***** SUPPLIED RECORDS *****

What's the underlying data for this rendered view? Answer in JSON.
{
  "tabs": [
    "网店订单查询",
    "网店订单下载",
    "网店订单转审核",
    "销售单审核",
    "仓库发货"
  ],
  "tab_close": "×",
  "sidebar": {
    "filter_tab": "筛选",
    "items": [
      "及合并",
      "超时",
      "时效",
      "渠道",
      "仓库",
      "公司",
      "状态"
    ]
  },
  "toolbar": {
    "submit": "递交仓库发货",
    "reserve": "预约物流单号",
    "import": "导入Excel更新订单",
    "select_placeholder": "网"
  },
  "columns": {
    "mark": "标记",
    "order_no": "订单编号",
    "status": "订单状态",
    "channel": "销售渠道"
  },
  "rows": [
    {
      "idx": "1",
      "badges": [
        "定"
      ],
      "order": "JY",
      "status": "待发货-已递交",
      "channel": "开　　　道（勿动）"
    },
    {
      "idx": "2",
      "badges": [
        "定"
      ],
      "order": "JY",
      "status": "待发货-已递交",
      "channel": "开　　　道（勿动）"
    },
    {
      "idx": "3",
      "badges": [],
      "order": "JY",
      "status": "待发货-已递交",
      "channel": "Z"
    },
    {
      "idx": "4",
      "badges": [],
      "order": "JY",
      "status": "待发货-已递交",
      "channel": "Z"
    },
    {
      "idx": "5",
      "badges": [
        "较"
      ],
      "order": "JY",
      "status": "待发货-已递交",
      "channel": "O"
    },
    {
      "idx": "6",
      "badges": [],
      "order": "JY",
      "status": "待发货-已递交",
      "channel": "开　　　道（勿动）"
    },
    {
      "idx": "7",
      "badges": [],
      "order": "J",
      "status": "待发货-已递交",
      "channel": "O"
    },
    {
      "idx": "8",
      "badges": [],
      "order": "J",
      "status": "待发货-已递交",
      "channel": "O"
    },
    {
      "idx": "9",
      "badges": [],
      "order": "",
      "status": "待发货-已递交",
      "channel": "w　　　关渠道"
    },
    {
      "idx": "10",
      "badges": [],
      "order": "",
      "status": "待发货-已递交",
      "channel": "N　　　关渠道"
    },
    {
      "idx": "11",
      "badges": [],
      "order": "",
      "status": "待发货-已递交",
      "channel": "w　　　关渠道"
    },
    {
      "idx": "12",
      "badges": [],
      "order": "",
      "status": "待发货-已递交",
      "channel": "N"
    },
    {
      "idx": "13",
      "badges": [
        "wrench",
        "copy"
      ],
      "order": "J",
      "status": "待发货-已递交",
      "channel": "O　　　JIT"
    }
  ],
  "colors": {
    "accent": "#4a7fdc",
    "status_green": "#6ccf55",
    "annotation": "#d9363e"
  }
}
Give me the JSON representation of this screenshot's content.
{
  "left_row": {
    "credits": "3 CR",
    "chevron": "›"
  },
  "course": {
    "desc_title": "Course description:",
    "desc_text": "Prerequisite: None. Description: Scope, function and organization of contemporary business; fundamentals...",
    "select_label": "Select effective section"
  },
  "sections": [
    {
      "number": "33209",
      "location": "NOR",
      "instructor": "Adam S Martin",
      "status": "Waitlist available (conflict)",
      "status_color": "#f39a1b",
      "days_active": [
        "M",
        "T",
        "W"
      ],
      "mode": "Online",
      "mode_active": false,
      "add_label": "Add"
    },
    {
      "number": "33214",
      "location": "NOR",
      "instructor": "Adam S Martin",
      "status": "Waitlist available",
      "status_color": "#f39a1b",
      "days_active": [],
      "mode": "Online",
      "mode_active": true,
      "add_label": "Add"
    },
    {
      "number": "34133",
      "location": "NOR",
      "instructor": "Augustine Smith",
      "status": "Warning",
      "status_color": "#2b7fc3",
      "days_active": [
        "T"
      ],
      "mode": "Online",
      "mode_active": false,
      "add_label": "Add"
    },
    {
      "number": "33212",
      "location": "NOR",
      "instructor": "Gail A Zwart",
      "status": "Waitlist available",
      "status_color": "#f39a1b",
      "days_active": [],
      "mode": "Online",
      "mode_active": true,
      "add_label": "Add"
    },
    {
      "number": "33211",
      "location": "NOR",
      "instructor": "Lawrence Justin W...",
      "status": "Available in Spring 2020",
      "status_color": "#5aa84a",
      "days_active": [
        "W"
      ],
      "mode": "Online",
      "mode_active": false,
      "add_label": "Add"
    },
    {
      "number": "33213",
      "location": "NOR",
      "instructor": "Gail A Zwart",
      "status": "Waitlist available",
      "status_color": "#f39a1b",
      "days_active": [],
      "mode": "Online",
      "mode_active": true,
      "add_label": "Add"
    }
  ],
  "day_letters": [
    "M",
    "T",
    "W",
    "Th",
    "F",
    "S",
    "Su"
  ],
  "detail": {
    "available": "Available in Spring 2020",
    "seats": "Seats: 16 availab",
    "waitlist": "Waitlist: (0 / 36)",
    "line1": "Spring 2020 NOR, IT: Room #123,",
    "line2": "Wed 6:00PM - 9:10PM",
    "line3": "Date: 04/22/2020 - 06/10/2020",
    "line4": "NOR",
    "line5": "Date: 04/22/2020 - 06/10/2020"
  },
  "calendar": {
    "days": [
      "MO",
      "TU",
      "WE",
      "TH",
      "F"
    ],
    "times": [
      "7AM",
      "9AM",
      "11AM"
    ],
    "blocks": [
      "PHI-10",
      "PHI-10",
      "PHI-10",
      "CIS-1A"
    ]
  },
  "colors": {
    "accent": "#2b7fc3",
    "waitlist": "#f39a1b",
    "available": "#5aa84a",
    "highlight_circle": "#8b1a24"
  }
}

*****
***** SUPPLIED RECORDS *****

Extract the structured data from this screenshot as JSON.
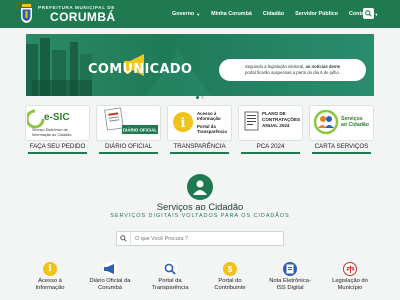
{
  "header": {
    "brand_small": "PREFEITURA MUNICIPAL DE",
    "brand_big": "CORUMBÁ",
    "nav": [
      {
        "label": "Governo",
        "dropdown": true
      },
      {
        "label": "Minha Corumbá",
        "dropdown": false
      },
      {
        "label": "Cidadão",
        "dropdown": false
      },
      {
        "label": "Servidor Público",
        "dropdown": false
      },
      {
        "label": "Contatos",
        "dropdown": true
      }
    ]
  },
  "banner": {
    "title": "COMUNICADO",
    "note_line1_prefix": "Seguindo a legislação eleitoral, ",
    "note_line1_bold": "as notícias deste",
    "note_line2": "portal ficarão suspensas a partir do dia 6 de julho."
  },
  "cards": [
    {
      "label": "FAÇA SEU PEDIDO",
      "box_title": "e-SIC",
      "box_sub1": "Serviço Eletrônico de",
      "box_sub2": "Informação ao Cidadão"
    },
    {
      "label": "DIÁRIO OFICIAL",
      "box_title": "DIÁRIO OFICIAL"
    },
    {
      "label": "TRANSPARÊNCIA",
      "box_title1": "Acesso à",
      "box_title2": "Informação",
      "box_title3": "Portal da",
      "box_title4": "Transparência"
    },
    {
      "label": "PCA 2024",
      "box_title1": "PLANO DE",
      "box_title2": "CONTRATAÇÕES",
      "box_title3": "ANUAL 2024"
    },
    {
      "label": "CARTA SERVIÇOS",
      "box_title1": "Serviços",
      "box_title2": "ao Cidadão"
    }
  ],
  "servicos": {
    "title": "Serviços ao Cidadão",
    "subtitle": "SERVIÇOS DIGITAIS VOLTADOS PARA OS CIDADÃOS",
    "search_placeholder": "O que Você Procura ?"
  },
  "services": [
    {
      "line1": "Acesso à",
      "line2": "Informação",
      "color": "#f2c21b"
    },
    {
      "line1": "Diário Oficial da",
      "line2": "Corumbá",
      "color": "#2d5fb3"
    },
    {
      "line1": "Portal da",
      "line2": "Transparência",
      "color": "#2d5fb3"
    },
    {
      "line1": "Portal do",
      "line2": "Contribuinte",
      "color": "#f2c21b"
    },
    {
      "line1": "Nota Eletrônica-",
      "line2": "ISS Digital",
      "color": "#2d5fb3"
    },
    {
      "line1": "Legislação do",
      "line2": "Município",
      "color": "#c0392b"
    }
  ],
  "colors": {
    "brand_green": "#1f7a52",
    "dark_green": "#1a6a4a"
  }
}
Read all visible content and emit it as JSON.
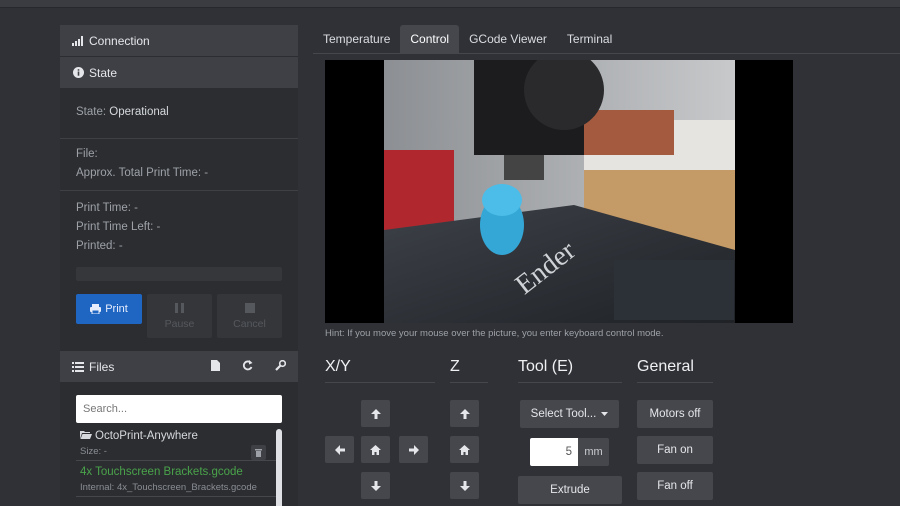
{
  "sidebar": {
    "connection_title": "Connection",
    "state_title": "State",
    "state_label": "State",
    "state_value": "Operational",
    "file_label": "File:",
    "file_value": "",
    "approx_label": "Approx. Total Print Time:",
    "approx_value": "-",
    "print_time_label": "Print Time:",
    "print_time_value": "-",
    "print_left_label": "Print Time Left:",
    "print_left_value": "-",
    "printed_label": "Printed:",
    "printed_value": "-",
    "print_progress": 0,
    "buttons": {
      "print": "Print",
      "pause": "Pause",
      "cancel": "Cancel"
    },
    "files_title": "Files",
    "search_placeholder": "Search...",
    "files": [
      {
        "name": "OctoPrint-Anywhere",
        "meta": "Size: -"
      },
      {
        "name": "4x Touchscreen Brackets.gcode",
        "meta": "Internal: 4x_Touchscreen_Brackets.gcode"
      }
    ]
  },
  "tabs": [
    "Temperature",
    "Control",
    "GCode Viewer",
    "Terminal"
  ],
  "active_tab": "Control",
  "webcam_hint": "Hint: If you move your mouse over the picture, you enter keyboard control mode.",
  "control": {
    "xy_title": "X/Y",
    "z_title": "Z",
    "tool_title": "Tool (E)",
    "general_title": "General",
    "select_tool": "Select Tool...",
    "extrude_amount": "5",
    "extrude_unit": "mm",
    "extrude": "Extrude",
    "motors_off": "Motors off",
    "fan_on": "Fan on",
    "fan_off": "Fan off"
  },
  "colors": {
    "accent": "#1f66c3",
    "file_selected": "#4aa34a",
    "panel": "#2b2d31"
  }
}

*****

Look above for every line with the word "meta" and copy it.

        "meta": "Size: -"
        "meta": "Internal: 4x_Touchscreen_Brackets.gcode"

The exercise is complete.